§ **Set task**: Transcribe the material word for word, but without the images.
[Items start]
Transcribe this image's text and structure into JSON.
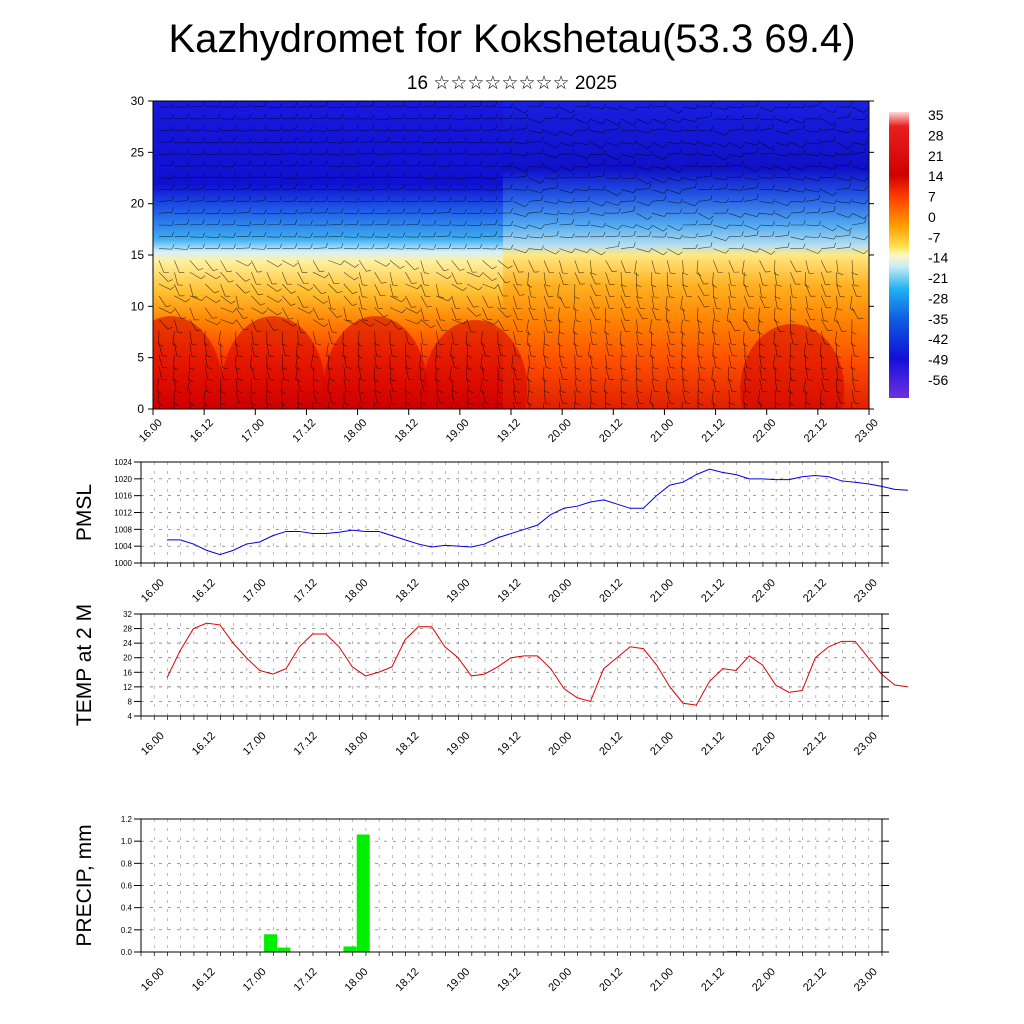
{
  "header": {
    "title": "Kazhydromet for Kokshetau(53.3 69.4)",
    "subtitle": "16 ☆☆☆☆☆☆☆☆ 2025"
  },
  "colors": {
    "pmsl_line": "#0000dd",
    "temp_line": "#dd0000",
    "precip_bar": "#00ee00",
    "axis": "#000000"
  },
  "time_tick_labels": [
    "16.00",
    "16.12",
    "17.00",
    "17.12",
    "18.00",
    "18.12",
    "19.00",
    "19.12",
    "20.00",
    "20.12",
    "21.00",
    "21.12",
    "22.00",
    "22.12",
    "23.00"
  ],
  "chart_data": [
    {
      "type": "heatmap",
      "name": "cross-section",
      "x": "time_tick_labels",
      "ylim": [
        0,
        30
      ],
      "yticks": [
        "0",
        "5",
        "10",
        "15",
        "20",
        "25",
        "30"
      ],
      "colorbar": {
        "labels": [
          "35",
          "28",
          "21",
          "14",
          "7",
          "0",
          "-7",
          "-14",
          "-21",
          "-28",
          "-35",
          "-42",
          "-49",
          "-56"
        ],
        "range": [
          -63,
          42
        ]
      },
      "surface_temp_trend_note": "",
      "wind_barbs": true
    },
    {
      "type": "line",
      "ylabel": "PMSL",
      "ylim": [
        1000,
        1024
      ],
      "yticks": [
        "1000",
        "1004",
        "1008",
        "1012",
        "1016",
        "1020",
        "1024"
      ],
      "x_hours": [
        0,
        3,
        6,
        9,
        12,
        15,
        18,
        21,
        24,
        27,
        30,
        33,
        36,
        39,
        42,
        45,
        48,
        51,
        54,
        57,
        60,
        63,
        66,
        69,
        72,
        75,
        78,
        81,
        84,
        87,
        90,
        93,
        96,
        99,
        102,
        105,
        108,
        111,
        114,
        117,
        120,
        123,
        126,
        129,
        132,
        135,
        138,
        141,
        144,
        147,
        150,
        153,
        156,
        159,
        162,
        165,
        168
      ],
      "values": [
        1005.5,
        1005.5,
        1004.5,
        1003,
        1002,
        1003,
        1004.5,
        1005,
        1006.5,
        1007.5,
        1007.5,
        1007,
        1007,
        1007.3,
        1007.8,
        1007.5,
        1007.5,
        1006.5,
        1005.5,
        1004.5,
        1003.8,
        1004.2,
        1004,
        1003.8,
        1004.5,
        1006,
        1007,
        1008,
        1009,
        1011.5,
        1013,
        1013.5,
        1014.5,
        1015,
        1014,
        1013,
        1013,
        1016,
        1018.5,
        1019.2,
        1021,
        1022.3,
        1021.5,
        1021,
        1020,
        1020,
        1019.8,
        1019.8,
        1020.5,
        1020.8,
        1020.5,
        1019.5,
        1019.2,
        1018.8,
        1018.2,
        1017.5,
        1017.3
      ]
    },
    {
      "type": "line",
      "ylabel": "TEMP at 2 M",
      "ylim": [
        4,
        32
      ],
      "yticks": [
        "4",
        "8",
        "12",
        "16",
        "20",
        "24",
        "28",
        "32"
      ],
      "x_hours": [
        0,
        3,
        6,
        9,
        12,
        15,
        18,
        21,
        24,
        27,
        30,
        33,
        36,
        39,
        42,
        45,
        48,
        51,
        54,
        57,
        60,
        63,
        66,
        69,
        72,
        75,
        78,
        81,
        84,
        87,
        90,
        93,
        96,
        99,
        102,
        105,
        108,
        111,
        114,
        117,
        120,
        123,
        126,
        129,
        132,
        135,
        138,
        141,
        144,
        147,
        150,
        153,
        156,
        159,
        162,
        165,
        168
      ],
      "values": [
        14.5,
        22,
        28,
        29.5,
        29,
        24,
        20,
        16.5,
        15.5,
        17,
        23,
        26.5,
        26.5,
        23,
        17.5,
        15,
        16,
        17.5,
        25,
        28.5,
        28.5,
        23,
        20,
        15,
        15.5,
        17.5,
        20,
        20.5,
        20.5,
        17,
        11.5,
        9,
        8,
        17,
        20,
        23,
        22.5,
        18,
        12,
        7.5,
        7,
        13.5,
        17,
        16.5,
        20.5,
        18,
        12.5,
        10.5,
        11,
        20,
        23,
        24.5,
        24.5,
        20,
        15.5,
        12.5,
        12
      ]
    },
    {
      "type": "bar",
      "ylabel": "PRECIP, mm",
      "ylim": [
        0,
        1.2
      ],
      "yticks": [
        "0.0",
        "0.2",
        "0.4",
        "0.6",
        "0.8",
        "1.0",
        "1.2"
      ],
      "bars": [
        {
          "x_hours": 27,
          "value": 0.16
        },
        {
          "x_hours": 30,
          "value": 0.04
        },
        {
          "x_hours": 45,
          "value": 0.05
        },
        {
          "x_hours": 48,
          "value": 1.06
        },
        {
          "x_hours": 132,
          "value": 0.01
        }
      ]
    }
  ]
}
[Items end]
§ **Exercise output**:
Transcribe this image's text and structure into JSON.
{
  "header": {
    "title": "Kazhydromet for Kokshetau(53.3 69.4)",
    "subtitle": "16 ☆☆☆☆☆☆☆☆ 2025"
  },
  "colors": {
    "pmsl_line": "#0000dd",
    "temp_line": "#dd0000",
    "precip_bar": "#00ee00",
    "axis": "#000000"
  },
  "time_tick_labels": [
    "16.00",
    "16.12",
    "17.00",
    "17.12",
    "18.00",
    "18.12",
    "19.00",
    "19.12",
    "20.00",
    "20.12",
    "21.00",
    "21.12",
    "22.00",
    "22.12",
    "23.00"
  ],
  "chart_data": [
    {
      "type": "heatmap",
      "name": "cross-section",
      "x": "time_tick_labels",
      "ylim": [
        0,
        30
      ],
      "yticks": [
        "0",
        "5",
        "10",
        "15",
        "20",
        "25",
        "30"
      ],
      "colorbar": {
        "labels": [
          "35",
          "28",
          "21",
          "14",
          "7",
          "0",
          "-7",
          "-14",
          "-21",
          "-28",
          "-35",
          "-42",
          "-49",
          "-56"
        ],
        "range": [
          -63,
          42
        ]
      },
      "surface_temp_trend_note": "",
      "wind_barbs": true
    },
    {
      "type": "line",
      "ylabel": "PMSL",
      "ylim": [
        1000,
        1024
      ],
      "yticks": [
        "1000",
        "1004",
        "1008",
        "1012",
        "1016",
        "1020",
        "1024"
      ],
      "x_hours": [
        0,
        3,
        6,
        9,
        12,
        15,
        18,
        21,
        24,
        27,
        30,
        33,
        36,
        39,
        42,
        45,
        48,
        51,
        54,
        57,
        60,
        63,
        66,
        69,
        72,
        75,
        78,
        81,
        84,
        87,
        90,
        93,
        96,
        99,
        102,
        105,
        108,
        111,
        114,
        117,
        120,
        123,
        126,
        129,
        132,
        135,
        138,
        141,
        144,
        147,
        150,
        153,
        156,
        159,
        162,
        165,
        168
      ],
      "values": [
        1005.5,
        1005.5,
        1004.5,
        1003,
        1002,
        1003,
        1004.5,
        1005,
        1006.5,
        1007.5,
        1007.5,
        1007,
        1007,
        1007.3,
        1007.8,
        1007.5,
        1007.5,
        1006.5,
        1005.5,
        1004.5,
        1003.8,
        1004.2,
        1004,
        1003.8,
        1004.5,
        1006,
        1007,
        1008,
        1009,
        1011.5,
        1013,
        1013.5,
        1014.5,
        1015,
        1014,
        1013,
        1013,
        1016,
        1018.5,
        1019.2,
        1021,
        1022.3,
        1021.5,
        1021,
        1020,
        1020,
        1019.8,
        1019.8,
        1020.5,
        1020.8,
        1020.5,
        1019.5,
        1019.2,
        1018.8,
        1018.2,
        1017.5,
        1017.3
      ]
    },
    {
      "type": "line",
      "ylabel": "TEMP at 2 M",
      "ylim": [
        4,
        32
      ],
      "yticks": [
        "4",
        "8",
        "12",
        "16",
        "20",
        "24",
        "28",
        "32"
      ],
      "x_hours": [
        0,
        3,
        6,
        9,
        12,
        15,
        18,
        21,
        24,
        27,
        30,
        33,
        36,
        39,
        42,
        45,
        48,
        51,
        54,
        57,
        60,
        63,
        66,
        69,
        72,
        75,
        78,
        81,
        84,
        87,
        90,
        93,
        96,
        99,
        102,
        105,
        108,
        111,
        114,
        117,
        120,
        123,
        126,
        129,
        132,
        135,
        138,
        141,
        144,
        147,
        150,
        153,
        156,
        159,
        162,
        165,
        168
      ],
      "values": [
        14.5,
        22,
        28,
        29.5,
        29,
        24,
        20,
        16.5,
        15.5,
        17,
        23,
        26.5,
        26.5,
        23,
        17.5,
        15,
        16,
        17.5,
        25,
        28.5,
        28.5,
        23,
        20,
        15,
        15.5,
        17.5,
        20,
        20.5,
        20.5,
        17,
        11.5,
        9,
        8,
        17,
        20,
        23,
        22.5,
        18,
        12,
        7.5,
        7,
        13.5,
        17,
        16.5,
        20.5,
        18,
        12.5,
        10.5,
        11,
        20,
        23,
        24.5,
        24.5,
        20,
        15.5,
        12.5,
        12
      ]
    },
    {
      "type": "bar",
      "ylabel": "PRECIP, mm",
      "ylim": [
        0,
        1.2
      ],
      "yticks": [
        "0.0",
        "0.2",
        "0.4",
        "0.6",
        "0.8",
        "1.0",
        "1.2"
      ],
      "bars": [
        {
          "x_hours": 27,
          "value": 0.16
        },
        {
          "x_hours": 30,
          "value": 0.04
        },
        {
          "x_hours": 45,
          "value": 0.05
        },
        {
          "x_hours": 48,
          "value": 1.06
        },
        {
          "x_hours": 132,
          "value": 0.01
        }
      ]
    }
  ]
}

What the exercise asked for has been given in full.